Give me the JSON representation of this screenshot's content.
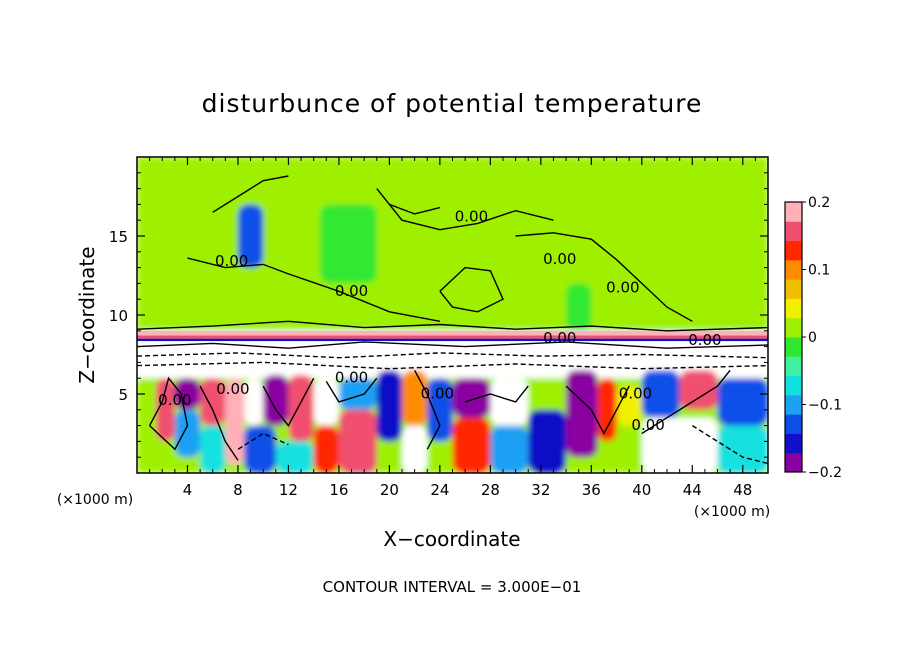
{
  "chart_data": {
    "type": "heatmap",
    "title": "disturbunce of potential temperature",
    "xlabel": "X−coordinate",
    "ylabel": "Z−coordinate",
    "x_unit": "(×1000 m)",
    "y_unit": "(×1000 m)",
    "xlim": [
      0,
      50
    ],
    "ylim": [
      0,
      20
    ],
    "x_ticks": [
      4,
      8,
      12,
      16,
      20,
      24,
      28,
      32,
      36,
      40,
      44,
      48
    ],
    "y_ticks": [
      5,
      10,
      15
    ],
    "contour_interval_text": "CONTOUR INTERVAL = 3.000E−01",
    "contour_labels": [
      {
        "text": "0.00",
        "x": 26.5,
        "y": 16.2
      },
      {
        "text": "0.00",
        "x": 7.5,
        "y": 13.4
      },
      {
        "text": "0.00",
        "x": 33.5,
        "y": 13.5
      },
      {
        "text": "0.00",
        "x": 17.0,
        "y": 11.5
      },
      {
        "text": "0.00",
        "x": 38.5,
        "y": 11.7
      },
      {
        "text": "0.00",
        "x": 33.5,
        "y": 8.5
      },
      {
        "text": "0.00",
        "x": 45.0,
        "y": 8.4
      },
      {
        "text": "0.00",
        "x": 17.0,
        "y": 6.0
      },
      {
        "text": "0.00",
        "x": 3.0,
        "y": 4.6
      },
      {
        "text": "0.00",
        "x": 7.6,
        "y": 5.3
      },
      {
        "text": "0.00",
        "x": 23.8,
        "y": 5.0
      },
      {
        "text": "0.00",
        "x": 39.5,
        "y": 5.0
      },
      {
        "text": "0.00",
        "x": 40.5,
        "y": 3.0
      }
    ],
    "colorbar": {
      "min": -0.2,
      "max": 0.2,
      "tick_values": [
        0.2,
        0.1,
        0,
        -0.1,
        -0.2
      ],
      "tick_labels": [
        "0.2",
        "0.1",
        "0",
        "−0.1",
        "−0.2"
      ],
      "colors": [
        "#8B00A0",
        "#1010C8",
        "#0B4FE8",
        "#1EA0F5",
        "#12E0E0",
        "#40F0A0",
        "#30E830",
        "#9FF000",
        "#F0F000",
        "#F0C000",
        "#FF8C00",
        "#FF2800",
        "#F05070",
        "#FFB0B8"
      ]
    },
    "cells": [
      {
        "x0": 0,
        "x1": 50,
        "y0": 9,
        "y1": 20,
        "value": 0.0
      },
      {
        "x0": 0,
        "x1": 50,
        "y0": 0,
        "y1": 6,
        "value": 0.0
      },
      {
        "x0": 0,
        "x1": 50,
        "y0": 6,
        "y1": 9,
        "value": null
      },
      {
        "x0": 0,
        "x1": 50,
        "y0": 8.7,
        "y1": 9.0,
        "value": 0.2
      },
      {
        "x0": 0,
        "x1": 50,
        "y0": 8.5,
        "y1": 8.7,
        "value": 0.15
      },
      {
        "x0": 0,
        "x1": 50,
        "y0": 8.35,
        "y1": 8.5,
        "value": -0.15
      },
      {
        "x0": 14.5,
        "x1": 19,
        "y0": 12,
        "y1": 17,
        "value": -0.01
      },
      {
        "x0": 34,
        "x1": 36,
        "y0": 9,
        "y1": 12,
        "value": -0.02
      },
      {
        "x0": 8,
        "x1": 10,
        "y0": 13,
        "y1": 17,
        "value": -0.12
      },
      {
        "x0": 0,
        "x1": 1.5,
        "y0": 3.5,
        "y1": 5,
        "value": 0.0
      },
      {
        "x0": 1.5,
        "x1": 3,
        "y0": 2,
        "y1": 6,
        "value": 0.16
      },
      {
        "x0": 3,
        "x1": 5,
        "y0": 4,
        "y1": 6,
        "value": -0.18
      },
      {
        "x0": 3,
        "x1": 5,
        "y0": 1,
        "y1": 4,
        "value": -0.1
      },
      {
        "x0": 5,
        "x1": 7,
        "y0": 3,
        "y1": 6,
        "value": 0.16
      },
      {
        "x0": 5,
        "x1": 7,
        "y0": 0,
        "y1": 3,
        "value": -0.06
      },
      {
        "x0": 7,
        "x1": 8.5,
        "y0": 0.5,
        "y1": 6,
        "value": 0.18
      },
      {
        "x0": 8.5,
        "x1": 10,
        "y0": 3,
        "y1": 6,
        "value": null
      },
      {
        "x0": 8.5,
        "x1": 11,
        "y0": 0,
        "y1": 3,
        "value": -0.14
      },
      {
        "x0": 10,
        "x1": 12,
        "y0": 3,
        "y1": 6.2,
        "value": -0.18
      },
      {
        "x0": 12,
        "x1": 14,
        "y0": 2,
        "y1": 6.2,
        "value": 0.15
      },
      {
        "x0": 11,
        "x1": 14,
        "y0": 0,
        "y1": 2,
        "value": -0.08
      },
      {
        "x0": 14,
        "x1": 16,
        "y0": 3,
        "y1": 6,
        "value": null
      },
      {
        "x0": 14,
        "x1": 16,
        "y0": 0,
        "y1": 3,
        "value": 0.12
      },
      {
        "x0": 16,
        "x1": 19,
        "y0": 4,
        "y1": 6,
        "value": -0.1
      },
      {
        "x0": 16,
        "x1": 19,
        "y0": 0,
        "y1": 4,
        "value": 0.17
      },
      {
        "x0": 19,
        "x1": 21,
        "y0": 2,
        "y1": 6.5,
        "value": -0.16
      },
      {
        "x0": 21,
        "x1": 23,
        "y0": 3,
        "y1": 6.5,
        "value": 0.1
      },
      {
        "x0": 21,
        "x1": 23,
        "y0": 0,
        "y1": 3,
        "value": null
      },
      {
        "x0": 23,
        "x1": 25,
        "y0": 2,
        "y1": 6,
        "value": -0.12
      },
      {
        "x0": 25,
        "x1": 28,
        "y0": 3.5,
        "y1": 6,
        "value": -0.18
      },
      {
        "x0": 25,
        "x1": 28,
        "y0": 0,
        "y1": 3.5,
        "value": 0.14
      },
      {
        "x0": 28,
        "x1": 31,
        "y0": 3,
        "y1": 6,
        "value": null
      },
      {
        "x0": 28,
        "x1": 31,
        "y0": 0,
        "y1": 3,
        "value": -0.1
      },
      {
        "x0": 31,
        "x1": 34,
        "y0": 4,
        "y1": 6,
        "value": 0.02
      },
      {
        "x0": 31,
        "x1": 34,
        "y0": 0,
        "y1": 4,
        "value": -0.16
      },
      {
        "x0": 34,
        "x1": 36.5,
        "y0": 1,
        "y1": 6.5,
        "value": -0.2
      },
      {
        "x0": 36.5,
        "x1": 38,
        "y0": 2,
        "y1": 6,
        "value": 0.12
      },
      {
        "x0": 38,
        "x1": 40,
        "y0": 3,
        "y1": 5.5,
        "value": 0.04
      },
      {
        "x0": 40,
        "x1": 43,
        "y0": 3.5,
        "y1": 6.5,
        "value": -0.12
      },
      {
        "x0": 43,
        "x1": 46,
        "y0": 4,
        "y1": 6.5,
        "value": 0.15
      },
      {
        "x0": 40,
        "x1": 46,
        "y0": 0,
        "y1": 3.5,
        "value": null
      },
      {
        "x0": 46,
        "x1": 50,
        "y0": 3,
        "y1": 6,
        "value": -0.14
      },
      {
        "x0": 46,
        "x1": 50,
        "y0": 0,
        "y1": 3,
        "value": -0.06
      }
    ],
    "contours": [
      {
        "style": "solid",
        "points": [
          [
            0,
            9.1
          ],
          [
            6,
            9.3
          ],
          [
            12,
            9.6
          ],
          [
            18,
            9.2
          ],
          [
            24,
            9.4
          ],
          [
            30,
            9.1
          ],
          [
            36,
            9.3
          ],
          [
            42,
            9.0
          ],
          [
            50,
            9.2
          ]
        ]
      },
      {
        "style": "solid",
        "points": [
          [
            4,
            13.6
          ],
          [
            7,
            13.0
          ],
          [
            10,
            13.2
          ],
          [
            12,
            12.6
          ],
          [
            16,
            11.5
          ],
          [
            20,
            10.2
          ],
          [
            24,
            9.6
          ]
        ]
      },
      {
        "style": "solid",
        "points": [
          [
            19,
            18.0
          ],
          [
            21,
            16.0
          ],
          [
            24,
            15.4
          ],
          [
            27,
            15.8
          ],
          [
            30,
            16.6
          ],
          [
            33,
            16.0
          ]
        ]
      },
      {
        "style": "solid",
        "points": [
          [
            24,
            11.5
          ],
          [
            26,
            13.0
          ],
          [
            28,
            12.8
          ],
          [
            29,
            11.0
          ],
          [
            27,
            10.2
          ],
          [
            25,
            10.5
          ],
          [
            24,
            11.5
          ]
        ]
      },
      {
        "style": "solid",
        "points": [
          [
            30,
            15.0
          ],
          [
            33,
            15.2
          ],
          [
            36,
            14.8
          ],
          [
            38,
            13.5
          ],
          [
            40,
            12.0
          ],
          [
            42,
            10.5
          ],
          [
            44,
            9.6
          ]
        ]
      },
      {
        "style": "solid",
        "points": [
          [
            6,
            16.5
          ],
          [
            8,
            17.5
          ],
          [
            10,
            18.5
          ],
          [
            12,
            18.8
          ]
        ]
      },
      {
        "style": "solid",
        "points": [
          [
            20,
            17.0
          ],
          [
            22,
            16.4
          ],
          [
            24,
            16.8
          ]
        ]
      },
      {
        "style": "dashed",
        "points": [
          [
            0,
            7.4
          ],
          [
            8,
            7.6
          ],
          [
            16,
            7.3
          ],
          [
            24,
            7.6
          ],
          [
            32,
            7.4
          ],
          [
            40,
            7.5
          ],
          [
            50,
            7.3
          ]
        ]
      },
      {
        "style": "dashed",
        "points": [
          [
            0,
            6.8
          ],
          [
            10,
            7.0
          ],
          [
            20,
            6.6
          ],
          [
            30,
            6.9
          ],
          [
            40,
            6.6
          ],
          [
            50,
            6.8
          ]
        ]
      },
      {
        "style": "solid",
        "points": [
          [
            0,
            8.0
          ],
          [
            6,
            8.2
          ],
          [
            12,
            7.9
          ],
          [
            18,
            8.3
          ],
          [
            26,
            8.0
          ],
          [
            34,
            8.3
          ],
          [
            42,
            7.9
          ],
          [
            50,
            8.1
          ]
        ]
      },
      {
        "style": "solid",
        "points": [
          [
            1,
            3.0
          ],
          [
            2,
            4.5
          ],
          [
            2.5,
            6.0
          ],
          [
            3.5,
            5.0
          ],
          [
            4,
            3.0
          ],
          [
            3,
            1.5
          ],
          [
            1,
            3.0
          ]
        ]
      },
      {
        "style": "solid",
        "points": [
          [
            5,
            5.5
          ],
          [
            6,
            4.0
          ],
          [
            7,
            2.0
          ],
          [
            8,
            0.8
          ]
        ]
      },
      {
        "style": "solid",
        "points": [
          [
            10,
            5.5
          ],
          [
            11,
            4.0
          ],
          [
            12,
            3.0
          ],
          [
            13,
            4.5
          ],
          [
            14,
            6.0
          ]
        ]
      },
      {
        "style": "solid",
        "points": [
          [
            15,
            5.8
          ],
          [
            16,
            4.5
          ],
          [
            18,
            5.0
          ],
          [
            19,
            6.0
          ]
        ]
      },
      {
        "style": "solid",
        "points": [
          [
            22,
            6.5
          ],
          [
            23,
            5.0
          ],
          [
            24,
            3.0
          ],
          [
            23,
            1.5
          ]
        ]
      },
      {
        "style": "solid",
        "points": [
          [
            26,
            4.5
          ],
          [
            28,
            5.0
          ],
          [
            30,
            4.5
          ],
          [
            31,
            5.5
          ]
        ]
      },
      {
        "style": "solid",
        "points": [
          [
            34,
            5.5
          ],
          [
            36,
            4.0
          ],
          [
            37,
            2.5
          ],
          [
            38,
            4.0
          ],
          [
            39,
            5.5
          ]
        ]
      },
      {
        "style": "solid",
        "points": [
          [
            40,
            2.5
          ],
          [
            42,
            3.5
          ],
          [
            44,
            4.5
          ],
          [
            46,
            5.5
          ],
          [
            47,
            6.5
          ]
        ]
      },
      {
        "style": "dashed",
        "points": [
          [
            44,
            3.0
          ],
          [
            46,
            2.0
          ],
          [
            48,
            1.0
          ],
          [
            50,
            0.6
          ]
        ]
      },
      {
        "style": "dashed",
        "points": [
          [
            8,
            1.5
          ],
          [
            10,
            2.5
          ],
          [
            12,
            1.8
          ]
        ]
      }
    ]
  }
}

--------------------

What you should do ::
Check each line above for the word "coordinate" and say how many have it, with nothing else.

Solution to this task ::
2